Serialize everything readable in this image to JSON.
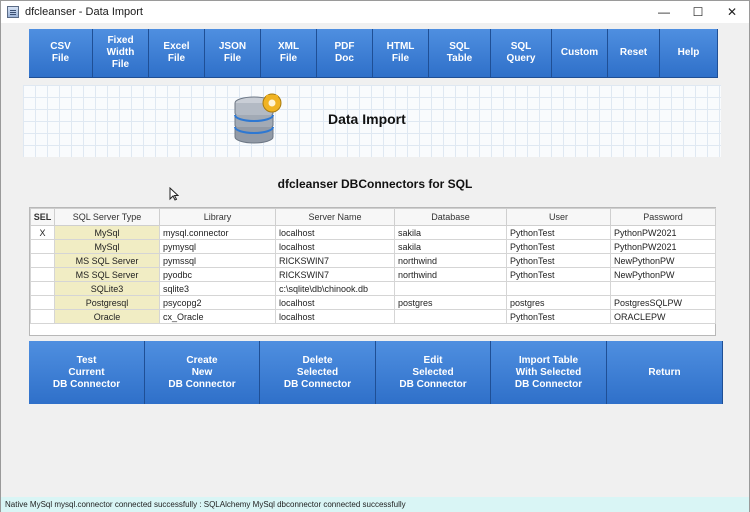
{
  "window": {
    "title": "dfcleanser - Data Import",
    "controls": {
      "minimize": "—",
      "maximize": "☐",
      "close": "✕"
    }
  },
  "toolbar": {
    "buttons": [
      "CSV\nFile",
      "Fixed\nWidth\nFile",
      "Excel\nFile",
      "JSON\nFile",
      "XML\nFile",
      "PDF\nDoc",
      "HTML\nFile",
      "SQL\nTable",
      "SQL\nQuery",
      "Custom",
      "Reset",
      "Help"
    ]
  },
  "banner": {
    "title": "Data Import",
    "logo_icon": "database-gear-icon"
  },
  "section": {
    "title": "dfcleanser DBConnectors for SQL"
  },
  "table": {
    "headers": [
      "SEL",
      "SQL Server Type",
      "Library",
      "Server Name",
      "Database",
      "User",
      "Password"
    ],
    "rows": [
      [
        "X",
        "MySql",
        "mysql.connector",
        "localhost",
        "sakila",
        "PythonTest",
        "PythonPW2021"
      ],
      [
        "",
        "MySql",
        "pymysql",
        "localhost",
        "sakila",
        "PythonTest",
        "PythonPW2021"
      ],
      [
        "",
        "MS SQL Server",
        "pymssql",
        "RICKSWIN7",
        "northwind",
        "PythonTest",
        "NewPythonPW"
      ],
      [
        "",
        "MS SQL Server",
        "pyodbc",
        "RICKSWIN7",
        "northwind",
        "PythonTest",
        "NewPythonPW"
      ],
      [
        "",
        "SQLite3",
        "sqlite3",
        "c:\\sqlite\\db\\chinook.db",
        "",
        "",
        ""
      ],
      [
        "",
        "Postgresql",
        "psycopg2",
        "localhost",
        "postgres",
        "postgres",
        "PostgresSQLPW"
      ],
      [
        "",
        "Oracle",
        "cx_Oracle",
        "localhost",
        "",
        "PythonTest",
        "ORACLEPW"
      ]
    ]
  },
  "actions": {
    "buttons": [
      "Test\nCurrent\nDB Connector",
      "Create\nNew\nDB Connector",
      "Delete\nSelected\nDB Connector",
      "Edit\nSelected\nDB Connector",
      "Import Table\nWith Selected\nDB Connector",
      "Return"
    ]
  },
  "status": {
    "text": "Native MySql mysql.connector connected successfully : SQLAlchemy MySql dbconnector connected successfully"
  },
  "colors": {
    "button_blue": "#2f70c9",
    "type_cell": "#f1edc4",
    "status_bg": "#d9f5f5"
  }
}
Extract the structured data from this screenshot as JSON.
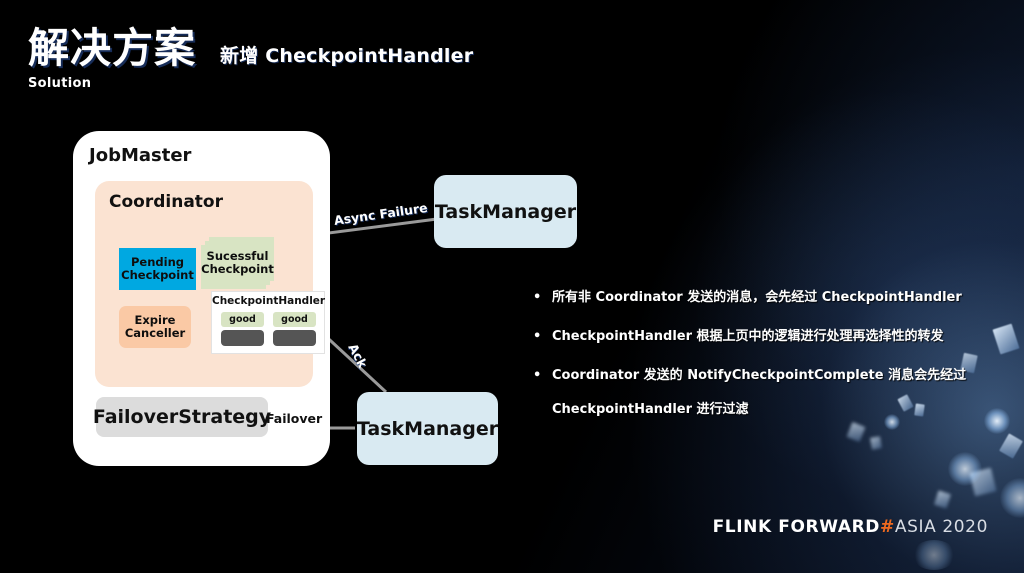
{
  "header": {
    "title_cn": "解决方案",
    "title_en": "Solution",
    "subtitle": "新增 CheckpointHandler"
  },
  "diagram": {
    "jobmaster_label": "JobMaster",
    "coordinator_label": "Coordinator",
    "pending_checkpoint": {
      "line1": "Pending",
      "line2": "Checkpoint",
      "color": "#00a8e1"
    },
    "successful_checkpoint": {
      "line1": "Sucessful",
      "line2": "Checkpoint",
      "color": "#d8e4c3"
    },
    "expire_canceller": {
      "line1": "Expire",
      "line2": "Canceller",
      "color": "#fac9a5"
    },
    "checkpoint_handler": {
      "title": "CheckpointHandler",
      "slots_good": [
        "good",
        "good"
      ],
      "slots_dark": [
        "",
        ""
      ],
      "good_color": "#d8e4c3",
      "dark_color": "#555555"
    },
    "failover_strategy_label": "FailoverStrategy",
    "taskmanager_top_label": "TaskManager",
    "taskmanager_bottom_label": "TaskManager",
    "arrow_labels": {
      "async_failure": "Async Failure",
      "ack": "Ack",
      "failover": "Failover"
    },
    "colors": {
      "panel": "#ffffff",
      "coordinator": "#fbe3d2",
      "taskmanager": "#d9eaf2",
      "failover_strategy": "#dcdcdc",
      "arrow": "#9a9a9a"
    }
  },
  "bullets": [
    {
      "text": "所有非 Coordinator 发送的消息，会先经过 CheckpointHandler",
      "cont": ""
    },
    {
      "text": "CheckpointHandler 根据上页中的逻辑进行处理再选择性的转发",
      "cont": ""
    },
    {
      "text": "Coordinator 发送的 NotifyCheckpointComplete 消息会先经过",
      "cont": "CheckpointHandler 进行过滤"
    }
  ],
  "footer": {
    "flink_forward": "FLINK FORWARD",
    "hash": "#",
    "asia": "ASIA 2020",
    "accent": "#ef6a1f"
  }
}
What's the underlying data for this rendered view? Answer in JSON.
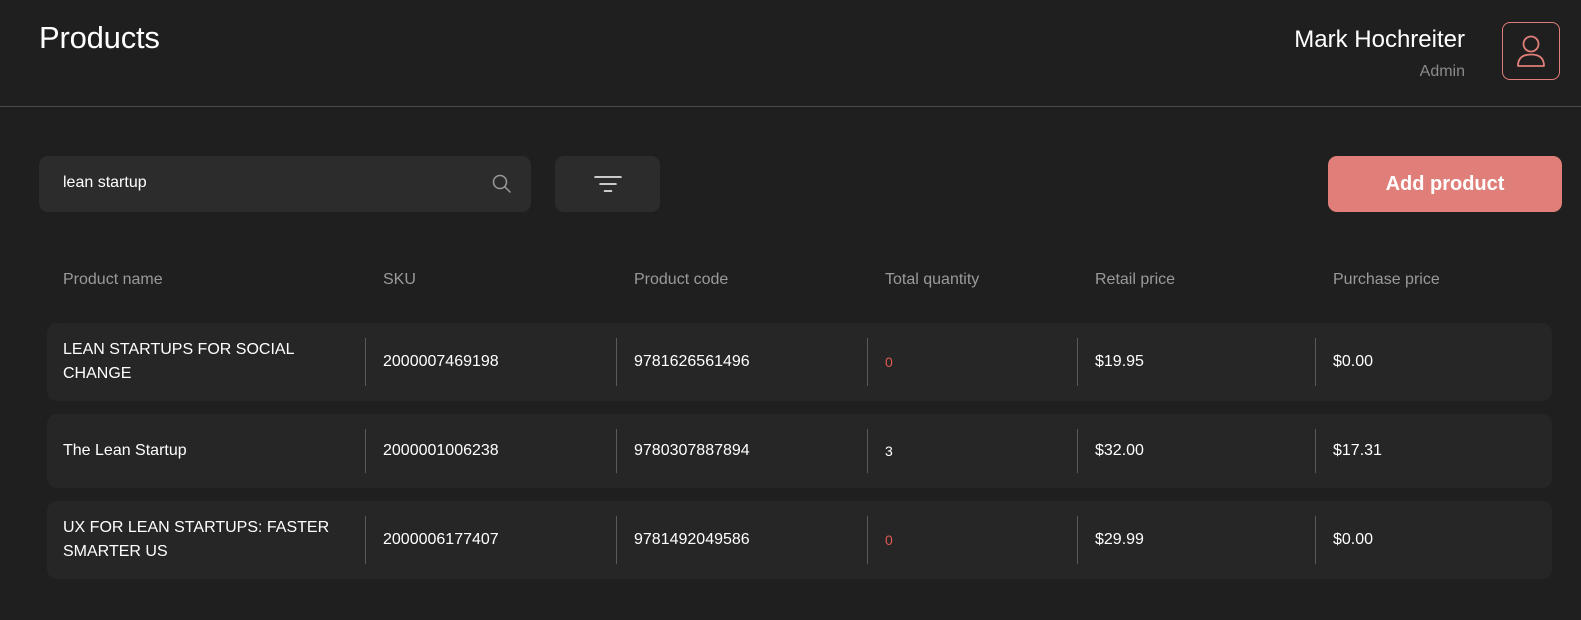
{
  "header": {
    "title": "Products",
    "user_name": "Mark Hochreiter",
    "user_role": "Admin"
  },
  "toolbar": {
    "search_value": "lean startup",
    "add_label": "Add product"
  },
  "table": {
    "columns": [
      "Product name",
      "SKU",
      "Product code",
      "Total quantity",
      "Retail price",
      "Purchase price"
    ],
    "rows": [
      {
        "name": "LEAN STARTUPS FOR SOCIAL CHANGE",
        "sku": "2000007469198",
        "code": "9781626561496",
        "quantity": "0",
        "retail": "$19.95",
        "purchase": "$0.00"
      },
      {
        "name": "The Lean Startup",
        "sku": "2000001006238",
        "code": "9780307887894",
        "quantity": "3",
        "retail": "$32.00",
        "purchase": "$17.31"
      },
      {
        "name": "UX FOR LEAN STARTUPS: FASTER SMARTER US",
        "sku": "2000006177407",
        "code": "9781492049586",
        "quantity": "0",
        "retail": "$29.99",
        "purchase": "$0.00"
      }
    ]
  },
  "colors": {
    "accent": "#e07f79",
    "zero_quantity": "#e05a4f",
    "background": "#1f1f1f"
  },
  "icons": {
    "avatar": "user-icon",
    "search": "search-icon",
    "filter": "filter-icon"
  }
}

## REQUIRED TASK
Check each line above for "JSON" and return the ones that have it.

## SOLUTION BELOW
Serialize everything readable in this image to JSON.
      "JSON\nFile",
Extract the structured data from this screenshot as JSON.
What's the underlying data for this rendered view? Answer in JSON.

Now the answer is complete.